Data entries for graphics:
▶

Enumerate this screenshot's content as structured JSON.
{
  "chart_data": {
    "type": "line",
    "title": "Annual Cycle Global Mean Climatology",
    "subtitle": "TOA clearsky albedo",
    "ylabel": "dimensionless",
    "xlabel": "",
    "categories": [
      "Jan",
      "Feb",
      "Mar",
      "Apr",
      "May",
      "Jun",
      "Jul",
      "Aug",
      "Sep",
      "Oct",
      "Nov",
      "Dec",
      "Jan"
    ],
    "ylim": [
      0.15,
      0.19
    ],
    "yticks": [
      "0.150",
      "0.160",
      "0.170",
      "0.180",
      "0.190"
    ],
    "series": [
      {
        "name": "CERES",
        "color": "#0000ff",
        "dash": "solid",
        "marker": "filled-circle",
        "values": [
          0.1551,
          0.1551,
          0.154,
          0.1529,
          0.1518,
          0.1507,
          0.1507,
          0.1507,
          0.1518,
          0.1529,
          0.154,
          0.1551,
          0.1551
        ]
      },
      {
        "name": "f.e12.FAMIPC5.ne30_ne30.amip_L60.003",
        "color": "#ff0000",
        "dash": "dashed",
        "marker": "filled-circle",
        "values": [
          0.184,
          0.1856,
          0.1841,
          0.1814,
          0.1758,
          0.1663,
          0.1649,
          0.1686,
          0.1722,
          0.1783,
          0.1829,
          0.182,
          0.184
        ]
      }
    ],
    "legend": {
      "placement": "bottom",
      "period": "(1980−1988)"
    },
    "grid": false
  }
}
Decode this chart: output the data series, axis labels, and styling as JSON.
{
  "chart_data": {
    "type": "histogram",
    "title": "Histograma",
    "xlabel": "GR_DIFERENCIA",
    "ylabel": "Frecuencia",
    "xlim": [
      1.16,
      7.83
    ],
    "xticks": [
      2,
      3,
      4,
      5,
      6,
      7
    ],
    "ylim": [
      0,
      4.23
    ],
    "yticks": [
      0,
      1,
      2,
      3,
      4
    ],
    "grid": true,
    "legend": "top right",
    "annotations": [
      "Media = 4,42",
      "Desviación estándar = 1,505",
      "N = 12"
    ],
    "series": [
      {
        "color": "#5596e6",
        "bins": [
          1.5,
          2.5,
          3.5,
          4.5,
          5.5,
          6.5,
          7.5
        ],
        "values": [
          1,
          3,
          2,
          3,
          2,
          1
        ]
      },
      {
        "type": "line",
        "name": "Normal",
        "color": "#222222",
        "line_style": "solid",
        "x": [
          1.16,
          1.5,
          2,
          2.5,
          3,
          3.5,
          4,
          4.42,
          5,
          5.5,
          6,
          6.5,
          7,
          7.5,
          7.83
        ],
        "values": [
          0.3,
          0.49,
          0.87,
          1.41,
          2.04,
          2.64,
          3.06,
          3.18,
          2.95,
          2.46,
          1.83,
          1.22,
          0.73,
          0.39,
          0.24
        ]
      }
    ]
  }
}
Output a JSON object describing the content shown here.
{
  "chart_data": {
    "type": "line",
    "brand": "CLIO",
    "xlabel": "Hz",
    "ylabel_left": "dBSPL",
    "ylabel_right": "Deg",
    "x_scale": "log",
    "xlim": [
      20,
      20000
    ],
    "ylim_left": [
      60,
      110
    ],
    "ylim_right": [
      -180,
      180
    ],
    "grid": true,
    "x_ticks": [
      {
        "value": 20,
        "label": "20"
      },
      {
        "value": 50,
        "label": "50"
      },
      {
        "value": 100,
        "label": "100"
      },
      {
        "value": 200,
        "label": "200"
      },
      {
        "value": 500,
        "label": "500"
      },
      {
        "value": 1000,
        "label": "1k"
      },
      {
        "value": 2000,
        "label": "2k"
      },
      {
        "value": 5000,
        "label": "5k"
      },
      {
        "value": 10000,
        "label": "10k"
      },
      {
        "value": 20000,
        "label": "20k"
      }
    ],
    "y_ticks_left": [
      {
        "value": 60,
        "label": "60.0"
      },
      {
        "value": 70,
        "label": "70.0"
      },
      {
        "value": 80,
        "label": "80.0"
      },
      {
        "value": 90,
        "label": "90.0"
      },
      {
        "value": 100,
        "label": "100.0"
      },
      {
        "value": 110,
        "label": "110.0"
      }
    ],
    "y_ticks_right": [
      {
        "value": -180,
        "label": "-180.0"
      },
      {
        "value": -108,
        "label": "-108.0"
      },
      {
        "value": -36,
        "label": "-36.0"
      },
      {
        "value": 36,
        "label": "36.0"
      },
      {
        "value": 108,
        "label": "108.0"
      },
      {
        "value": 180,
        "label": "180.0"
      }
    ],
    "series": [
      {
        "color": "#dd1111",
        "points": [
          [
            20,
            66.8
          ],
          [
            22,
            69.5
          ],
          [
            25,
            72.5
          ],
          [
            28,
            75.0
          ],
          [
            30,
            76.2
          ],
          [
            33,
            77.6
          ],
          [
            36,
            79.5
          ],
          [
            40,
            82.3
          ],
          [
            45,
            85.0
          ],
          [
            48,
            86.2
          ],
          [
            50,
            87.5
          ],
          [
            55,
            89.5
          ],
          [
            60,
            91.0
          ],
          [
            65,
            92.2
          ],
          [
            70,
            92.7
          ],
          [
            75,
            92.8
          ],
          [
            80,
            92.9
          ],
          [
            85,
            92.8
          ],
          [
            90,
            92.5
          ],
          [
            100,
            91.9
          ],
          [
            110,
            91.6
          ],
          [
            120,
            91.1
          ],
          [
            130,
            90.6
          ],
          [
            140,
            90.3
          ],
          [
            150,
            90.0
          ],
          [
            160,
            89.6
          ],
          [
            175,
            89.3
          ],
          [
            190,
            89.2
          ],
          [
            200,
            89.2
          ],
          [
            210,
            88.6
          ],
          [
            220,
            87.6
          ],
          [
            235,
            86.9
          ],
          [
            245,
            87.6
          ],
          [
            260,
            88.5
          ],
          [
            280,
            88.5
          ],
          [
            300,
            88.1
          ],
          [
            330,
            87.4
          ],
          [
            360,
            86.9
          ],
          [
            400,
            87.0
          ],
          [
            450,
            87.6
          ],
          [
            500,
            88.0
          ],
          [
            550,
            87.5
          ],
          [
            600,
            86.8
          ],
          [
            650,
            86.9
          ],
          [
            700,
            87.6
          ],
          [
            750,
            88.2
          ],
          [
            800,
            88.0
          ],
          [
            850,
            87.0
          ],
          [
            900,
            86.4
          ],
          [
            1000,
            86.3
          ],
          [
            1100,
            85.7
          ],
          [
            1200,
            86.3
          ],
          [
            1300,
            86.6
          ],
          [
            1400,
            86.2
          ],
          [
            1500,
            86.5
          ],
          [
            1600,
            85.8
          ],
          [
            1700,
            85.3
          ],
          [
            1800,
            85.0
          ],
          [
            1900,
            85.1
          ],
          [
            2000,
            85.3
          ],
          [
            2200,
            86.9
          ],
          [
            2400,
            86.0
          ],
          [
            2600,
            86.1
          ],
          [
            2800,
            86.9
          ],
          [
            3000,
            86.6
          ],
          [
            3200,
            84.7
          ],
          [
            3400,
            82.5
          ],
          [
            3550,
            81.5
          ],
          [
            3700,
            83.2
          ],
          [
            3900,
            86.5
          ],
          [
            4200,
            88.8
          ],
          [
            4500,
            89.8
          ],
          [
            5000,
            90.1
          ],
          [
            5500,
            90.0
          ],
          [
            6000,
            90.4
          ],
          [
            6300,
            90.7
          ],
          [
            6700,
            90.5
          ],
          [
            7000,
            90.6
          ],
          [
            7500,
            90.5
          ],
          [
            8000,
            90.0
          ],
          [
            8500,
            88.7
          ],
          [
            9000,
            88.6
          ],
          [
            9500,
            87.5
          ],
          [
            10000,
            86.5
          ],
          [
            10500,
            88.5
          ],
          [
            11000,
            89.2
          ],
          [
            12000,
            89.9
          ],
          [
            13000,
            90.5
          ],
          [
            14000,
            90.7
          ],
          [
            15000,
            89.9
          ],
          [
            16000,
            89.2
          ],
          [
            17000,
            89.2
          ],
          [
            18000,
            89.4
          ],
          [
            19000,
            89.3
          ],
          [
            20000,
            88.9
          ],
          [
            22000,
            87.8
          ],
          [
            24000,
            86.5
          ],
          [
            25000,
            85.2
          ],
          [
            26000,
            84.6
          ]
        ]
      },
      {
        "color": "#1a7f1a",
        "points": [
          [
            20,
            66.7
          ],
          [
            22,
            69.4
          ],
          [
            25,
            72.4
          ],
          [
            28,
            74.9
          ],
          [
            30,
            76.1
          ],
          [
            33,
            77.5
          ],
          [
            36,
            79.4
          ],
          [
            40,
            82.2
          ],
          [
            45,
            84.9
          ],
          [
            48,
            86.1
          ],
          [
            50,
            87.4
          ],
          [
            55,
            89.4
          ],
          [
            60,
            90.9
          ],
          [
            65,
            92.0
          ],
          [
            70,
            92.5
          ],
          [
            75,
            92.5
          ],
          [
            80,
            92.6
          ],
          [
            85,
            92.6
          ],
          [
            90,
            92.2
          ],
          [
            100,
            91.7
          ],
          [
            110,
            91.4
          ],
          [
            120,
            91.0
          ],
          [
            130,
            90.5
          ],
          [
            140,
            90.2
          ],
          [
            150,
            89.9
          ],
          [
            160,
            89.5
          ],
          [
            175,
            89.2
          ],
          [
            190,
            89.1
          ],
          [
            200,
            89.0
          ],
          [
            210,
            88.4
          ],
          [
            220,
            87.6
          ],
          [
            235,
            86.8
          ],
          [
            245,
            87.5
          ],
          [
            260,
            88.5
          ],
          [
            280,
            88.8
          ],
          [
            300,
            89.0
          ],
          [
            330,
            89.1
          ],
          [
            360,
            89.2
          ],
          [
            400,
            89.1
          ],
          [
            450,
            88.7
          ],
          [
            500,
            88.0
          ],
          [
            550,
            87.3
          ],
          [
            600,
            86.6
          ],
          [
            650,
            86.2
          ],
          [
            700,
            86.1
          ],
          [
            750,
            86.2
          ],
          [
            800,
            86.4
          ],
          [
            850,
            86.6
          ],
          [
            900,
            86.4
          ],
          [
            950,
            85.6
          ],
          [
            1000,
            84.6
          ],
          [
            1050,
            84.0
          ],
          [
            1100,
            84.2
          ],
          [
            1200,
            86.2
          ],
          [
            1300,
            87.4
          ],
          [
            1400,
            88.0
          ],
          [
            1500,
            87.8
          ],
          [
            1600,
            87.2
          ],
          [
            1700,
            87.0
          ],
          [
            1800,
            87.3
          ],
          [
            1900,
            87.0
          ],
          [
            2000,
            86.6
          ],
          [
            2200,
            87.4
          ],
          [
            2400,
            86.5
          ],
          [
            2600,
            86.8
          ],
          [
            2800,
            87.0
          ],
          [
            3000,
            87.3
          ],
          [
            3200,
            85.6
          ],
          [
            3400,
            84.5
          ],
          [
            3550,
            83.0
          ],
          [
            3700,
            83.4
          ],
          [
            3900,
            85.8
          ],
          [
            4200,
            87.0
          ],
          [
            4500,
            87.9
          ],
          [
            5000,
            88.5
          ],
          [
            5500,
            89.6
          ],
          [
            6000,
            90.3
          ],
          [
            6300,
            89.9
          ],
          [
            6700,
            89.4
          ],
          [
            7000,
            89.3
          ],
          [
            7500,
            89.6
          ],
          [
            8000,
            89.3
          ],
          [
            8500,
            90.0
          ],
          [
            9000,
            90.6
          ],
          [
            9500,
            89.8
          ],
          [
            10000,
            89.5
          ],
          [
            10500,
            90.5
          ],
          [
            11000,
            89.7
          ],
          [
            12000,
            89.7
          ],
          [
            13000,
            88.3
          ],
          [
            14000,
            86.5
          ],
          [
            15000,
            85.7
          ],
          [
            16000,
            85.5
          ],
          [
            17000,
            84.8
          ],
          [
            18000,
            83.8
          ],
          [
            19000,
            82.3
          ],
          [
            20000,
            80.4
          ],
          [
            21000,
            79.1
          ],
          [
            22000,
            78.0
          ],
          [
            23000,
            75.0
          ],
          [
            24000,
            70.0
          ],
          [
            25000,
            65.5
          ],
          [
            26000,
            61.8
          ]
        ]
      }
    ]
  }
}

◀

» **TASK BRIEF**: Among the entries above, identify all lines with "this" and copy them.

» **REPLY**:
Enumerate this screenshot's content as structured JSON.
Decode this chart: output the data series, axis labels, and styling as JSON.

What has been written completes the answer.